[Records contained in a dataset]
-- Begin --
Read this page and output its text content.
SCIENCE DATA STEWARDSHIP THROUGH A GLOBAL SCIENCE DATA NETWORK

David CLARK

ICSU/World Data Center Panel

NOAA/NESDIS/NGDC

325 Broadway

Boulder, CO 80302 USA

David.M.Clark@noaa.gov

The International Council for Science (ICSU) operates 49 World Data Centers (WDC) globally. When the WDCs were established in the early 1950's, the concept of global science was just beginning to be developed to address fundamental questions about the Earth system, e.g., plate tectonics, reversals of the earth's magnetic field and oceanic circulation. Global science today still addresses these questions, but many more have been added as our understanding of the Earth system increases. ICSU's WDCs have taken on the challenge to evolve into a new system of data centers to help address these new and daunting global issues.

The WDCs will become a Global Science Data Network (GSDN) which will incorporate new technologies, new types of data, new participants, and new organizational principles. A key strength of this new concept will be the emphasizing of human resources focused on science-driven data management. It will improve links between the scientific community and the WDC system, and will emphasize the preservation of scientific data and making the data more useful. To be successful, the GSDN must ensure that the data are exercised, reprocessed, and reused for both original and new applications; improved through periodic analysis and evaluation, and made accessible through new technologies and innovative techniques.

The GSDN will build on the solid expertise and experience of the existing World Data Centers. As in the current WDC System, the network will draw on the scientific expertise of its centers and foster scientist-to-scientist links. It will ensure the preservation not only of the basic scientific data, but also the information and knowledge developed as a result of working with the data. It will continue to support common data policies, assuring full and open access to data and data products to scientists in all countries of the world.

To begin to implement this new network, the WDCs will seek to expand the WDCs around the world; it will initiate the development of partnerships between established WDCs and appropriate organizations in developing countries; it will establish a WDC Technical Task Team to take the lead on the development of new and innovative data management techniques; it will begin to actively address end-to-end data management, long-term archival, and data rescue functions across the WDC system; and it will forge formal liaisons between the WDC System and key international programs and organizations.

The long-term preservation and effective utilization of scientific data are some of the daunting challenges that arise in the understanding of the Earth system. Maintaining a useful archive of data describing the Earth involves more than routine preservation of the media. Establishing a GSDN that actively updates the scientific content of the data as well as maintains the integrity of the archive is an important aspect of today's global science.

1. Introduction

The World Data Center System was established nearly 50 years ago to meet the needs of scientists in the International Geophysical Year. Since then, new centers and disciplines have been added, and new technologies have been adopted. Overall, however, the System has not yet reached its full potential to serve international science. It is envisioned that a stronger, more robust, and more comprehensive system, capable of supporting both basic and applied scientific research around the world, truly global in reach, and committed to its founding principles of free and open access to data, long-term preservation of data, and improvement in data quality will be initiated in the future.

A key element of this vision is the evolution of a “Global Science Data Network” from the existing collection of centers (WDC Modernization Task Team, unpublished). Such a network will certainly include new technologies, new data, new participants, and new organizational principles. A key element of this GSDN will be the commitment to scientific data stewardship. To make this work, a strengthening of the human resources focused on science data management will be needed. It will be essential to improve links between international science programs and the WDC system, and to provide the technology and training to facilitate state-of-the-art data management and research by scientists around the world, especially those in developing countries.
-- End --
* [Problem statement]
Return all of the entries word for word.

* [The output]
Read this page and output its text content.
SCIENCE DATA STEWARDSHIP THROUGH A GLOBAL SCIENCE DATA NETWORK

David CLARK

ICSU/World Data Center Panel

NOAA/NESDIS/NGDC

325 Broadway

Boulder, CO 80302 USA

David.M.Clark@noaa.gov

The International Council for Science (ICSU) operates 49 World Data Centers (WDC) globally. When the WDCs were established in the early 1950's, the concept of global science was just beginning to be developed to address fundamental questions about the Earth system, e.g., plate tectonics, reversals of the earth's magnetic field and oceanic circulation. Global science today still addresses these questions, but many more have been added as our understanding of the Earth system increases. ICSU's WDCs have taken on the challenge to evolve into a new system of data centers to help address these new and daunting global issues.

The WDCs will become a Global Science Data Network (GSDN) which will incorporate new technologies, new types of data, new participants, and new organizational principles. A key strength of this new concept will be the emphasizing of human resources focused on science-driven data management. It will improve links between the scientific community and the WDC system, and will emphasize the preservation of scientific data and making the data more useful. To be successful, the GSDN must ensure that the data are exercised, reprocessed, and reused for both original and new applications; improved through periodic analysis and evaluation, and made accessible through new technologies and innovative techniques.

The GSDN will build on the solid expertise and experience of the existing World Data Centers. As in the current WDC System, the network will draw on the scientific expertise of its centers and foster scientist-to-scientist links. It will ensure the preservation not only of the basic scientific data, but also the information and knowledge developed as a result of working with the data. It will continue to support common data policies, assuring full and open access to data and data products to scientists in all countries of the world.

To begin to implement this new network, the WDCs will seek to expand the WDCs around the world; it will initiate the development of partnerships between established WDCs and appropriate organizations in developing countries; it will establish a WDC Technical Task Team to take the lead on the development of new and innovative data management techniques; it will begin to actively address end-to-end data management, long-term archival, and data rescue functions across the WDC system; and it will forge formal liaisons between the WDC System and key international programs and organizations.

The long-term preservation and effective utilization of scientific data are some of the daunting challenges that arise in the understanding of the Earth system. Maintaining a useful archive of data describing the Earth involves more than routine preservation of the media. Establishing a GSDN that actively updates the scientific content of the data as well as maintains the integrity of the archive is an important aspect of today's global science.

1. Introduction

The World Data Center System was established nearly 50 years ago to meet the needs of scientists in the International Geophysical Year. Since then, new centers and disciplines have been added, and new technologies have been adopted. Overall, however, the System has not yet reached its full potential to serve international science. It is envisioned that a stronger, more robust, and more comprehensive system, capable of supporting both basic and applied scientific research around the world, truly global in reach, and committed to its founding principles of free and open access to data, long-term preservation of data, and improvement in data quality will be initiated in the future.

A key element of this vision is the evolution of a “Global Science Data Network” from the existing collection of centers (WDC Modernization Task Team, unpublished). Such a network will certainly include new technologies, new data, new participants, and new organizational principles. A key element of this GSDN will be the commitment to scientific data stewardship. To make this work, a strengthening of the human resources focused on science data management will be needed. It will be essential to improve links between international science programs and the WDC system, and to provide the technology and training to facilitate state-of-the-art data management and research by scientists around the world, especially those in developing countries.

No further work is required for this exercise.